**Records contained in a dataset**
/---
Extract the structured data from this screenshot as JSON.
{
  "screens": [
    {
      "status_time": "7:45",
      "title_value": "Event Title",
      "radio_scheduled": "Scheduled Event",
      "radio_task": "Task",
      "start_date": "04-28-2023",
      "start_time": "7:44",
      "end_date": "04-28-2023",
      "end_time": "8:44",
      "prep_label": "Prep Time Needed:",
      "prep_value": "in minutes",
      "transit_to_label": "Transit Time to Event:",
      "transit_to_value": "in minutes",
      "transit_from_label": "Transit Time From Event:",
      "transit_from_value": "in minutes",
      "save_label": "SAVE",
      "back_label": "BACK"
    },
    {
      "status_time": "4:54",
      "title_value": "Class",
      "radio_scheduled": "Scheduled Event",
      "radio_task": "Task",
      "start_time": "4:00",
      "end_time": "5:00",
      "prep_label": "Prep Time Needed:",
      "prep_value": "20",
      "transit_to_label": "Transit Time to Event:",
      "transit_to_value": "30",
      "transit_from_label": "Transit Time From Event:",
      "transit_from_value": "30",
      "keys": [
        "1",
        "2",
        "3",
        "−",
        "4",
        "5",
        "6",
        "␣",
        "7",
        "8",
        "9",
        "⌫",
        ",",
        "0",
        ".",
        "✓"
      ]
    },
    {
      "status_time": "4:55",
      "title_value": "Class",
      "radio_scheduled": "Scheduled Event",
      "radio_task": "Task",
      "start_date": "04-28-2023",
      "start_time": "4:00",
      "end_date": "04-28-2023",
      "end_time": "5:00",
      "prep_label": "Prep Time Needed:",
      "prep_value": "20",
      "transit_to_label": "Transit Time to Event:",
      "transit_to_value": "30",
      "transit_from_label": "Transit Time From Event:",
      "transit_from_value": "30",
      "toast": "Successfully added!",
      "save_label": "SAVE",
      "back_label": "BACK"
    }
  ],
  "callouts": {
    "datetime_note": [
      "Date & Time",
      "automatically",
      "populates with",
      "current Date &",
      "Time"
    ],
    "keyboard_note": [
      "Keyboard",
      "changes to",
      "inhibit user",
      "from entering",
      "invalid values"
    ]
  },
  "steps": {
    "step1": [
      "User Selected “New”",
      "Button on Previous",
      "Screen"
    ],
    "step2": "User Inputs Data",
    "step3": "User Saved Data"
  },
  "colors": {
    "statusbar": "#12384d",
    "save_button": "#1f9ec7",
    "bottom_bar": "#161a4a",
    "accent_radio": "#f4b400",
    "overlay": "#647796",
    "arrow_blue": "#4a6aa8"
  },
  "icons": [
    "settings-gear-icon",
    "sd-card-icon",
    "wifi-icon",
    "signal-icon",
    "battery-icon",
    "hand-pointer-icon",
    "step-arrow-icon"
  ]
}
\---
**Work to complete**
Please reproduce all of the entries exactly as they stand.

**Expected answer**
Extract the structured data from this screenshot as JSON.
{
  "screens": [
    {
      "status_time": "7:45",
      "title_value": "Event Title",
      "radio_scheduled": "Scheduled Event",
      "radio_task": "Task",
      "start_date": "04-28-2023",
      "start_time": "7:44",
      "end_date": "04-28-2023",
      "end_time": "8:44",
      "prep_label": "Prep Time Needed:",
      "prep_value": "in minutes",
      "transit_to_label": "Transit Time to Event:",
      "transit_to_value": "in minutes",
      "transit_from_label": "Transit Time From Event:",
      "transit_from_value": "in minutes",
      "save_label": "SAVE",
      "back_label": "BACK"
    },
    {
      "status_time": "4:54",
      "title_value": "Class",
      "radio_scheduled": "Scheduled Event",
      "radio_task": "Task",
      "start_time": "4:00",
      "end_time": "5:00",
      "prep_label": "Prep Time Needed:",
      "prep_value": "20",
      "transit_to_label": "Transit Time to Event:",
      "transit_to_value": "30",
      "transit_from_label": "Transit Time From Event:",
      "transit_from_value": "30",
      "keys": [
        "1",
        "2",
        "3",
        "−",
        "4",
        "5",
        "6",
        "␣",
        "7",
        "8",
        "9",
        "⌫",
        ",",
        "0",
        ".",
        "✓"
      ]
    },
    {
      "status_time": "4:55",
      "title_value": "Class",
      "radio_scheduled": "Scheduled Event",
      "radio_task": "Task",
      "start_date": "04-28-2023",
      "start_time": "4:00",
      "end_date": "04-28-2023",
      "end_time": "5:00",
      "prep_label": "Prep Time Needed:",
      "prep_value": "20",
      "transit_to_label": "Transit Time to Event:",
      "transit_to_value": "30",
      "transit_from_label": "Transit Time From Event:",
      "transit_from_value": "30",
      "toast": "Successfully added!",
      "save_label": "SAVE",
      "back_label": "BACK"
    }
  ],
  "callouts": {
    "datetime_note": [
      "Date & Time",
      "automatically",
      "populates with",
      "current Date &",
      "Time"
    ],
    "keyboard_note": [
      "Keyboard",
      "changes to",
      "inhibit user",
      "from entering",
      "invalid values"
    ]
  },
  "steps": {
    "step1": [
      "User Selected “New”",
      "Button on Previous",
      "Screen"
    ],
    "step2": "User Inputs Data",
    "step3": "User Saved Data"
  },
  "colors": {
    "statusbar": "#12384d",
    "save_button": "#1f9ec7",
    "bottom_bar": "#161a4a",
    "accent_radio": "#f4b400",
    "overlay": "#647796",
    "arrow_blue": "#4a6aa8"
  },
  "icons": [
    "settings-gear-icon",
    "sd-card-icon",
    "wifi-icon",
    "signal-icon",
    "battery-icon",
    "hand-pointer-icon",
    "step-arrow-icon"
  ]
}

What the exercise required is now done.